-- BEGIN EXCERPTED RECORDS --

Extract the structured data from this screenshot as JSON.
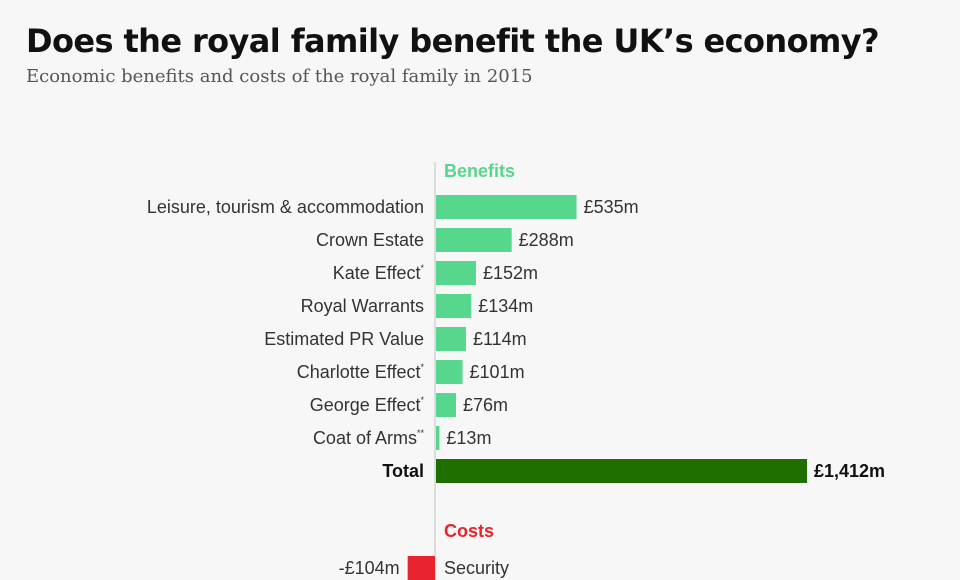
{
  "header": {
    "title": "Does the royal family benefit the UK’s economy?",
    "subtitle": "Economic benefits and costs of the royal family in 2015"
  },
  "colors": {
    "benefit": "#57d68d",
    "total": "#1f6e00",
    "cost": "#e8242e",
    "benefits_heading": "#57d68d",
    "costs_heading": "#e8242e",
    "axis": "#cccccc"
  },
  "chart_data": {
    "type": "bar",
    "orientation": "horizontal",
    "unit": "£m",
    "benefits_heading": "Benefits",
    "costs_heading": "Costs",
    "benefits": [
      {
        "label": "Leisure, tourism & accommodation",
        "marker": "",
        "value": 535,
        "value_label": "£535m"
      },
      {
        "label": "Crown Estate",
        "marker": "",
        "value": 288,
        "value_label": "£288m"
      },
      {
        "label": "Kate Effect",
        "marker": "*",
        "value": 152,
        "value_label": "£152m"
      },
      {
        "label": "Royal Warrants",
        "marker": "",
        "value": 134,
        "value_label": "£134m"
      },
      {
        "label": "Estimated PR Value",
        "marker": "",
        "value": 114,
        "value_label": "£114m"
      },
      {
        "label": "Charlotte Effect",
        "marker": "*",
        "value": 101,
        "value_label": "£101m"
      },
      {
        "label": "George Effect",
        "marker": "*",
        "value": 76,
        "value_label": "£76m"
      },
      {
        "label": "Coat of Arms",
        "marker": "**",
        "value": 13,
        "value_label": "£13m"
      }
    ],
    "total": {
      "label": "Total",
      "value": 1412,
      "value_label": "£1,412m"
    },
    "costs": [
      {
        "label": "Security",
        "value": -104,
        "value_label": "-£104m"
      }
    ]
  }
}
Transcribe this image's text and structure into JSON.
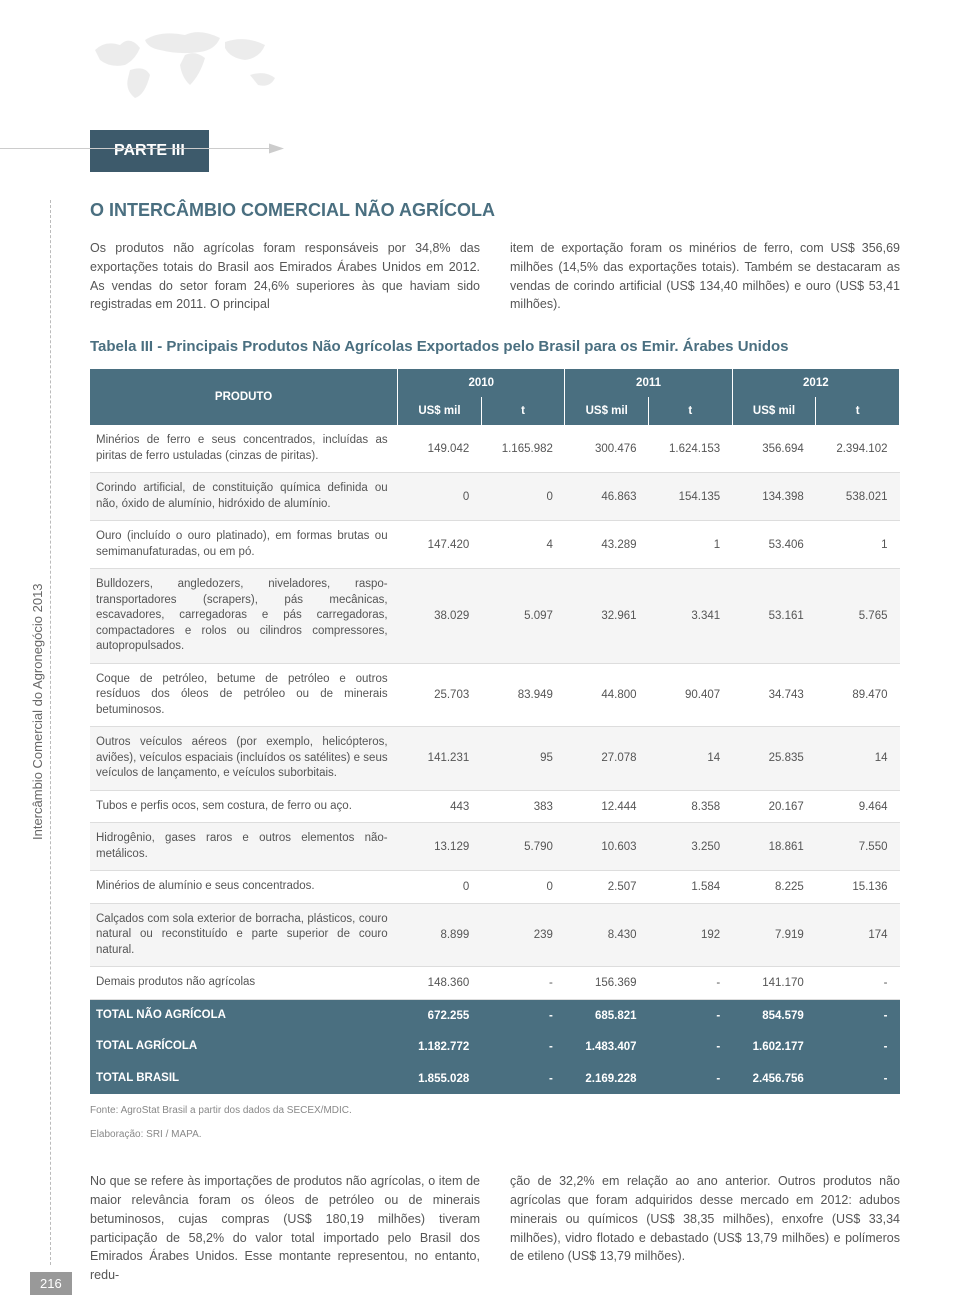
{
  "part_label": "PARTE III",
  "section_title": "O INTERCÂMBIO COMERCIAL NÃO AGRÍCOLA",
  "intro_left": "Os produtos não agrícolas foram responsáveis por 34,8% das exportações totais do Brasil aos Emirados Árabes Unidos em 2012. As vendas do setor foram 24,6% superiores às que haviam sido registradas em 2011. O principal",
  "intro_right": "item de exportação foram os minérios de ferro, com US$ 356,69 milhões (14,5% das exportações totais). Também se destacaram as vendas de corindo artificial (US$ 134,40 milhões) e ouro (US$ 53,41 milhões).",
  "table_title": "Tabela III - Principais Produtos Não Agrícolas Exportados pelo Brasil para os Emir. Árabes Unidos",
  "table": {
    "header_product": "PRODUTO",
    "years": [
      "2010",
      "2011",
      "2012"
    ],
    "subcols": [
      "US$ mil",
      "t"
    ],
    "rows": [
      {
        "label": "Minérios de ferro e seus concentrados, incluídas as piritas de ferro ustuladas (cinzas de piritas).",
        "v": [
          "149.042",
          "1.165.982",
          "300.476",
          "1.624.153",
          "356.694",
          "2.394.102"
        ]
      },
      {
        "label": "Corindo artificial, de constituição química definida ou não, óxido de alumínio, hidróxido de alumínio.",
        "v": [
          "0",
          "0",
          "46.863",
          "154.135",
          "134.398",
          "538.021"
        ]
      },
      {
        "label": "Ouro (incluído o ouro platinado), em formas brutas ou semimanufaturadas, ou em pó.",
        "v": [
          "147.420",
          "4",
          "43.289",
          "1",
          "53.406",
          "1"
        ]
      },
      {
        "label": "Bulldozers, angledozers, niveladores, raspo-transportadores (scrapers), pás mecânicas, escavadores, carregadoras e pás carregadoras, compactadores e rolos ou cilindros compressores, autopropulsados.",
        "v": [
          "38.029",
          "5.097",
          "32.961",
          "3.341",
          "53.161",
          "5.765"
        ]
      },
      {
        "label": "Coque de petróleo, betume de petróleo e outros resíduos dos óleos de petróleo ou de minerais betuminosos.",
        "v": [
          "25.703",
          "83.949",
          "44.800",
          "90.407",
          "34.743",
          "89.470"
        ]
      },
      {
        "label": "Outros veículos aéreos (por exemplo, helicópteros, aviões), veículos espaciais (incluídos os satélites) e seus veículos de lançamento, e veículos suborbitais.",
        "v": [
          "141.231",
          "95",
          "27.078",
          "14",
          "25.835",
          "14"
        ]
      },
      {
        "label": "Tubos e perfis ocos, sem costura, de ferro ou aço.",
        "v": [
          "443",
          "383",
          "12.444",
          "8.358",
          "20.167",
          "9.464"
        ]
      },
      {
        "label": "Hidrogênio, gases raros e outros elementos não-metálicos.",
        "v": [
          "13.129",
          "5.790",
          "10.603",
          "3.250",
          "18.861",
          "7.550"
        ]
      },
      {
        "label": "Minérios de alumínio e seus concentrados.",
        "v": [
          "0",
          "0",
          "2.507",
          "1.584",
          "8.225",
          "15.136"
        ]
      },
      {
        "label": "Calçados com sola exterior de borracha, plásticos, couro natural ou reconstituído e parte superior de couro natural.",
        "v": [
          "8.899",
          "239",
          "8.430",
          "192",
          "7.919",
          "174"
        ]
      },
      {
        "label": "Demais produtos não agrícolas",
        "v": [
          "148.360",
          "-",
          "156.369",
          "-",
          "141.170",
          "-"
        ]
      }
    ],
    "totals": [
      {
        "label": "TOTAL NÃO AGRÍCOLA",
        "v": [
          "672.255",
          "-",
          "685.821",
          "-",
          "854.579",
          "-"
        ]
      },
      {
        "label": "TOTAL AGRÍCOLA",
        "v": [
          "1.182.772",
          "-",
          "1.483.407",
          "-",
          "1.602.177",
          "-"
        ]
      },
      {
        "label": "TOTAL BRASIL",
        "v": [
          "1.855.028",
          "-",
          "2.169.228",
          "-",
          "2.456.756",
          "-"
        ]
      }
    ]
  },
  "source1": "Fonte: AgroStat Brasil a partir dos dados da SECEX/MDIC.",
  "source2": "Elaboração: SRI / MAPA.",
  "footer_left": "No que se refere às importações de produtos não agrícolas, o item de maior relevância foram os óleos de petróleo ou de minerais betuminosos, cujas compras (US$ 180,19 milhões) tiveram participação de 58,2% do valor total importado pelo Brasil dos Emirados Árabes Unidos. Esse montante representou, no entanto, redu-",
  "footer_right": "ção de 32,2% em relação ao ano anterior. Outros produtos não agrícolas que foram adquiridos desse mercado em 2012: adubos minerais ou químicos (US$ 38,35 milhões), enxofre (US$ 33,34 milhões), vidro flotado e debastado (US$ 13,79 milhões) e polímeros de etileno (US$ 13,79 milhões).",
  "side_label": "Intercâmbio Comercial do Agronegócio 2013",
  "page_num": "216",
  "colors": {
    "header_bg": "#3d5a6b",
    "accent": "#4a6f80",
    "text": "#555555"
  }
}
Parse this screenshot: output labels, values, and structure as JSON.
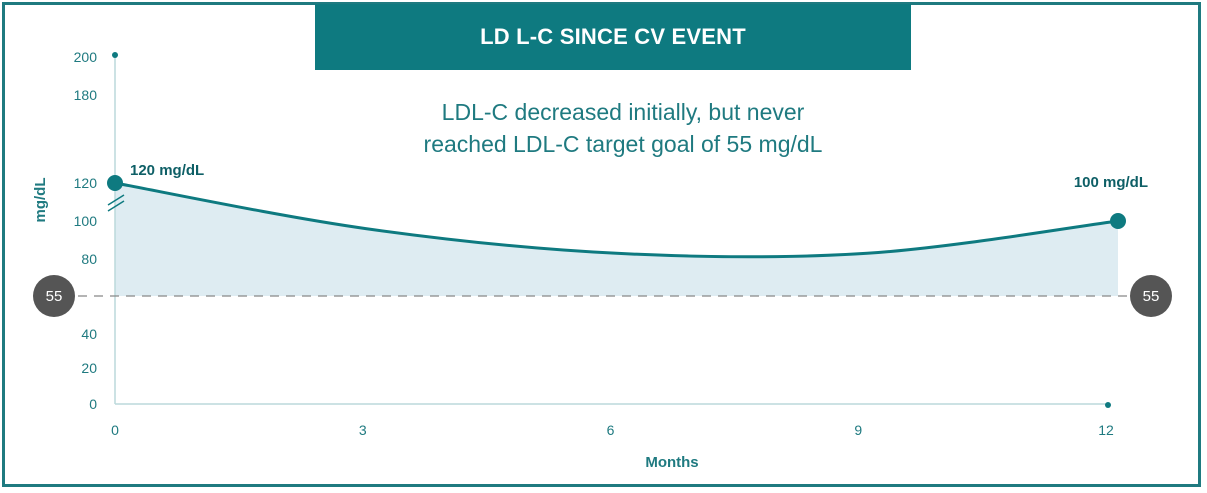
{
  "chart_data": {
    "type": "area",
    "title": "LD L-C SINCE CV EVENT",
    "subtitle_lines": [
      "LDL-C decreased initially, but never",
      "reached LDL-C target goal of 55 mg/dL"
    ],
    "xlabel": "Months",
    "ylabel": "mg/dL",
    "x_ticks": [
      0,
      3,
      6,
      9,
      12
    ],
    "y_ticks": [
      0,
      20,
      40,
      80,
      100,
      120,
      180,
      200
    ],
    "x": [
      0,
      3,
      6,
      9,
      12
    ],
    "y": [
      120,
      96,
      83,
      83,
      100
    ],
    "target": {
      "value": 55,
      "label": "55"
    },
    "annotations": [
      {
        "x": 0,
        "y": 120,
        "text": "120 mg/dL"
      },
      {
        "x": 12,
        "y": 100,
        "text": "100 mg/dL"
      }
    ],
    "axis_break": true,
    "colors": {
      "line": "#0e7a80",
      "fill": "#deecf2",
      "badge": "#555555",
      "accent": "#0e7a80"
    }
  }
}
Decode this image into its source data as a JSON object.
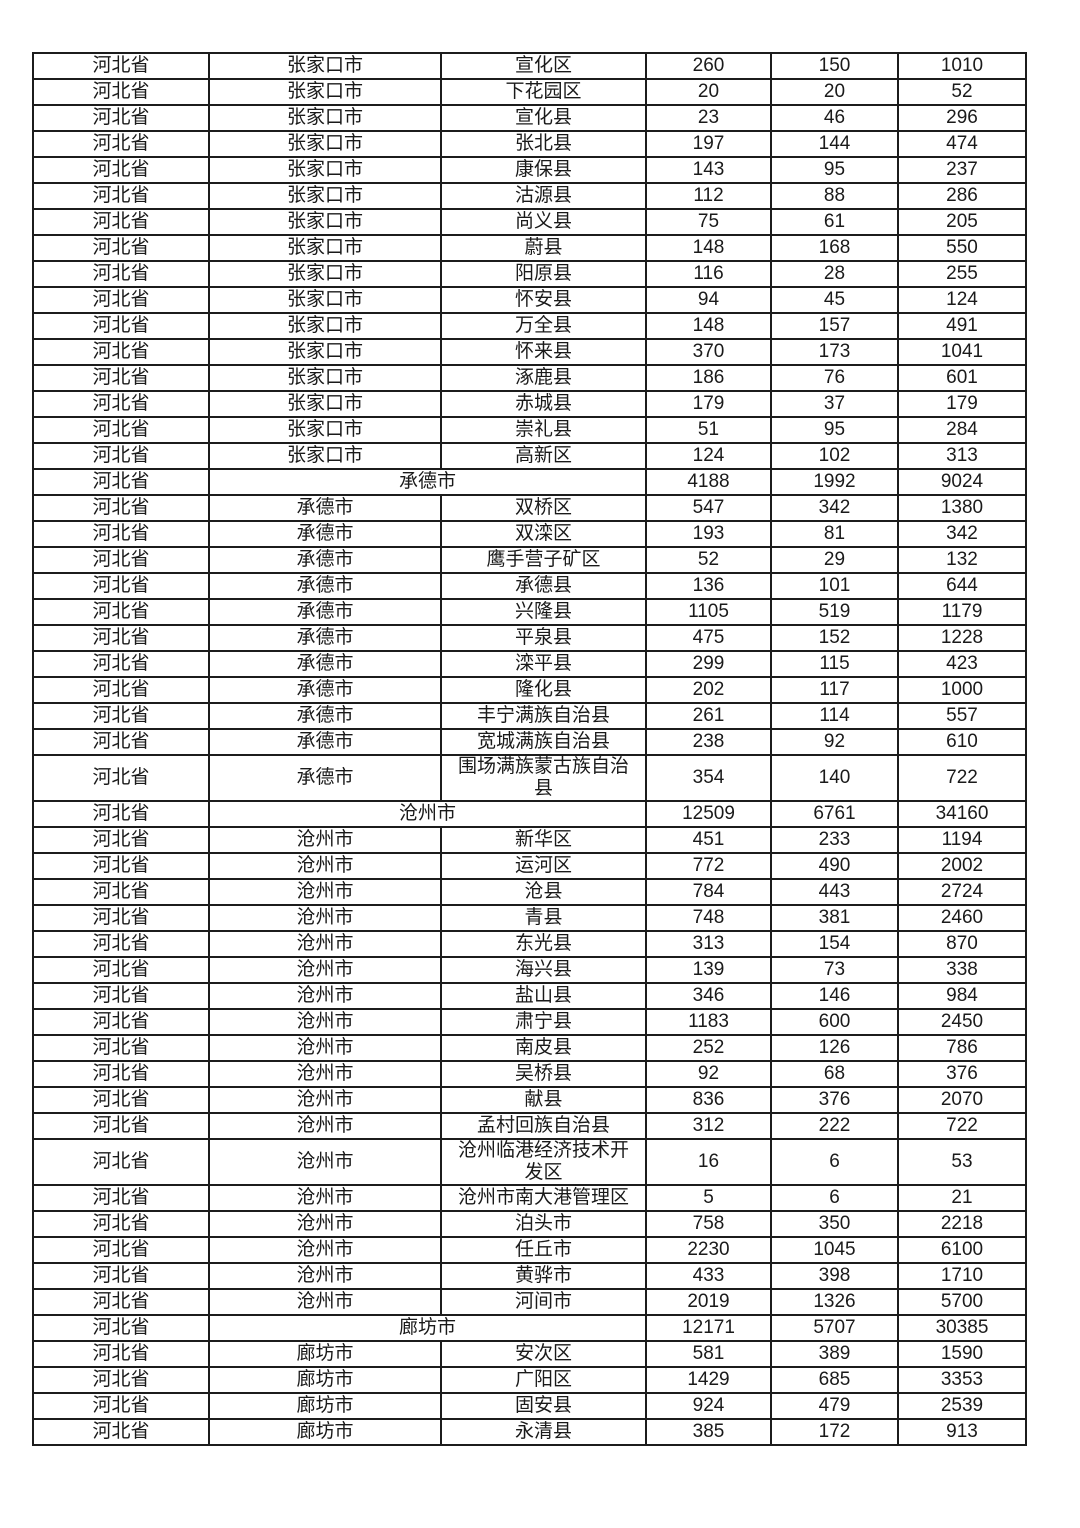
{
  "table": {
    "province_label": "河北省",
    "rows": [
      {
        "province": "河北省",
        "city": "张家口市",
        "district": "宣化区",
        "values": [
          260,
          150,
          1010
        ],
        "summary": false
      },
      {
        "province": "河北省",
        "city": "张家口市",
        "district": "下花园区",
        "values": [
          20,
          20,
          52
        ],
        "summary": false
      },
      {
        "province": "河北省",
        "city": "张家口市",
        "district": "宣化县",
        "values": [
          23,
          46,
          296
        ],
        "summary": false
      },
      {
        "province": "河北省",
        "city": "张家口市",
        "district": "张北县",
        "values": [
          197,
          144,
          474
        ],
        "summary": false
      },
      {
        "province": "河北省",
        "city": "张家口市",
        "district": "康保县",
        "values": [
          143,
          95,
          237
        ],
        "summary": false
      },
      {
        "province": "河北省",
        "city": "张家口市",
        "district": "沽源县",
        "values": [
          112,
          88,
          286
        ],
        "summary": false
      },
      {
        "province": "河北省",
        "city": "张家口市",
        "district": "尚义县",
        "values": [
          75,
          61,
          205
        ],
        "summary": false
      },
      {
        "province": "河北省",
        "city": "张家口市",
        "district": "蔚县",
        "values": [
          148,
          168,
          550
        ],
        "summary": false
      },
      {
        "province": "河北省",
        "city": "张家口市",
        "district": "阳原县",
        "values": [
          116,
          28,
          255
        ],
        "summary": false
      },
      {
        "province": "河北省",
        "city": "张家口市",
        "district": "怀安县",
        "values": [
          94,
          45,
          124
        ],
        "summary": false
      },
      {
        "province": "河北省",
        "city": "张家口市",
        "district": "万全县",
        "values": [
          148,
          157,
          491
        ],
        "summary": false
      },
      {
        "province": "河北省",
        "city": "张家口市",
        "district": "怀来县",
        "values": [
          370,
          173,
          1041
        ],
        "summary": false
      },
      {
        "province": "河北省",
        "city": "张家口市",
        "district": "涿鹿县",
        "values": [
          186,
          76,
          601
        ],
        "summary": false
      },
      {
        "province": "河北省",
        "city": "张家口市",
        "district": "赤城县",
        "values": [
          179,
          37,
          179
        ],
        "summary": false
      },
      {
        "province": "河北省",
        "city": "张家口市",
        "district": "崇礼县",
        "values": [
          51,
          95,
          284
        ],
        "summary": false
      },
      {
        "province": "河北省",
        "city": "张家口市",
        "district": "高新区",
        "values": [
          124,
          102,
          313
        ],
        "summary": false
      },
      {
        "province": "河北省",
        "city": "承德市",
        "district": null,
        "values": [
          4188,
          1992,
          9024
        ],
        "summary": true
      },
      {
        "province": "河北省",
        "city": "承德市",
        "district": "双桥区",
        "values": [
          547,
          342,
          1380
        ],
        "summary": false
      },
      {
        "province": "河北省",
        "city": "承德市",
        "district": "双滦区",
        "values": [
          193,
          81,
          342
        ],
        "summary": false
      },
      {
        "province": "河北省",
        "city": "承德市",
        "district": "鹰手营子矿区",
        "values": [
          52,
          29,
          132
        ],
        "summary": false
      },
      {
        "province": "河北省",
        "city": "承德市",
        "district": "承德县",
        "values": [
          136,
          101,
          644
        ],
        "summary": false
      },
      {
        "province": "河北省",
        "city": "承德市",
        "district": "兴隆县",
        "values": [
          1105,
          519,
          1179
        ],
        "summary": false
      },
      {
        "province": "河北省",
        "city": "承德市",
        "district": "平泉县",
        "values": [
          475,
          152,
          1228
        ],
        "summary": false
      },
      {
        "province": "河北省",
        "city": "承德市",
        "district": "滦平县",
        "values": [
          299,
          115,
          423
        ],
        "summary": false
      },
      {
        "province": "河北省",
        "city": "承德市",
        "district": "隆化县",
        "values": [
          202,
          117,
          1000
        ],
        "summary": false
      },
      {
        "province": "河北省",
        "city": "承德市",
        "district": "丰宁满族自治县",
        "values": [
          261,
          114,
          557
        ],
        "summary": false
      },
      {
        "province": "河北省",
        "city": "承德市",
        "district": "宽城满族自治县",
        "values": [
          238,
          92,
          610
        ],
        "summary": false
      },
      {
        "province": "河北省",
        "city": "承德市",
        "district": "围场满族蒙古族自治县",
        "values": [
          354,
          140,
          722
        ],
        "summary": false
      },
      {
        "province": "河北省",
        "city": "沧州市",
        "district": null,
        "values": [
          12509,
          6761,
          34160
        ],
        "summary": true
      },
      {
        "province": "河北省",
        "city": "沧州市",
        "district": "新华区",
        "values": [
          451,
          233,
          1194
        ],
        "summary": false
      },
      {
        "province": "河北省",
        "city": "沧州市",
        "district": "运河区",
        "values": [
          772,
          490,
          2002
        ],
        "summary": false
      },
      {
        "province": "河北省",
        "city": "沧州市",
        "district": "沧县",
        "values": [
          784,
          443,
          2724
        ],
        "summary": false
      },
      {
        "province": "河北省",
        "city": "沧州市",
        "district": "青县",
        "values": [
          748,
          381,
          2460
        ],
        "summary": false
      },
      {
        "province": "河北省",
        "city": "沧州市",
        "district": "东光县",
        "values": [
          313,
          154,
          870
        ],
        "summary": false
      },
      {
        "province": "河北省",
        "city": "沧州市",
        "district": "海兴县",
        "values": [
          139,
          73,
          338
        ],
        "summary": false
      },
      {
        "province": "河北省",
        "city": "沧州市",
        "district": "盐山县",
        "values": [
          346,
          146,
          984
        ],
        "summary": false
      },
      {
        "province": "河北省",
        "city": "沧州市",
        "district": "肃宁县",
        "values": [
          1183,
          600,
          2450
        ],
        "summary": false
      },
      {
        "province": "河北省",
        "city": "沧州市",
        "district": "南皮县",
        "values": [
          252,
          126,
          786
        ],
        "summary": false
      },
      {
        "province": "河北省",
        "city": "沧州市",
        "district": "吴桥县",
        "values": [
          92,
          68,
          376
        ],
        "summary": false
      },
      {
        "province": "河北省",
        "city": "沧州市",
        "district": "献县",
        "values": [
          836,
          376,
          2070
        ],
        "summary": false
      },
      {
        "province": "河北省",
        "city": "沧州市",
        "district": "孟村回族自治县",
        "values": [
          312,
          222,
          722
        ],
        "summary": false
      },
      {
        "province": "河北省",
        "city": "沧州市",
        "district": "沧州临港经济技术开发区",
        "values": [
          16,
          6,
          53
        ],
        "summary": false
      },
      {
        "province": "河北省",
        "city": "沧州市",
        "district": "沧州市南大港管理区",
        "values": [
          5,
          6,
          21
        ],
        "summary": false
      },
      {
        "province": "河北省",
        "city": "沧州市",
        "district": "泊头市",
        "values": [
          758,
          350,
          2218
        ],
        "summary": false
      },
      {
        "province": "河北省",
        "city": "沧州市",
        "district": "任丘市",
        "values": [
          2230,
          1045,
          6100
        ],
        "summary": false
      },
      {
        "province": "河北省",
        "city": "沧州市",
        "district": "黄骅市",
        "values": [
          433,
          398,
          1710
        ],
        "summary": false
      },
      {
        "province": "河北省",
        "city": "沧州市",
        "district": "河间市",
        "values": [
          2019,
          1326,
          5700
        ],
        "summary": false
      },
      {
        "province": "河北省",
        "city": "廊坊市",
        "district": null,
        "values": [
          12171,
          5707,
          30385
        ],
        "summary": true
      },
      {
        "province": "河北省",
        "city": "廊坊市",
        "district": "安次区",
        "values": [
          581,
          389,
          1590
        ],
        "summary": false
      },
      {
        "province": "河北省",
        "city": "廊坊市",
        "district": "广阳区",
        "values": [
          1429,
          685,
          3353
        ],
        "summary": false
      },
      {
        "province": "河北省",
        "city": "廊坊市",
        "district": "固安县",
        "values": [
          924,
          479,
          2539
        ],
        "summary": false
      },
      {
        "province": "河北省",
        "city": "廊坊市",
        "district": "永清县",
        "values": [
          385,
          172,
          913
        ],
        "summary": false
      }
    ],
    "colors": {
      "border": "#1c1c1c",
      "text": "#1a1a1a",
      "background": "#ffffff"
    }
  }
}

-- END EXCERPTED RECORDS --

WORK TO DO: Collect every line above that contains the word "screenshot".

ANSWER TO THE EXERCISE:
Extract the structured data from this screenshot as JSON.
Parse this screenshot: output labels, values, and structure as JSON.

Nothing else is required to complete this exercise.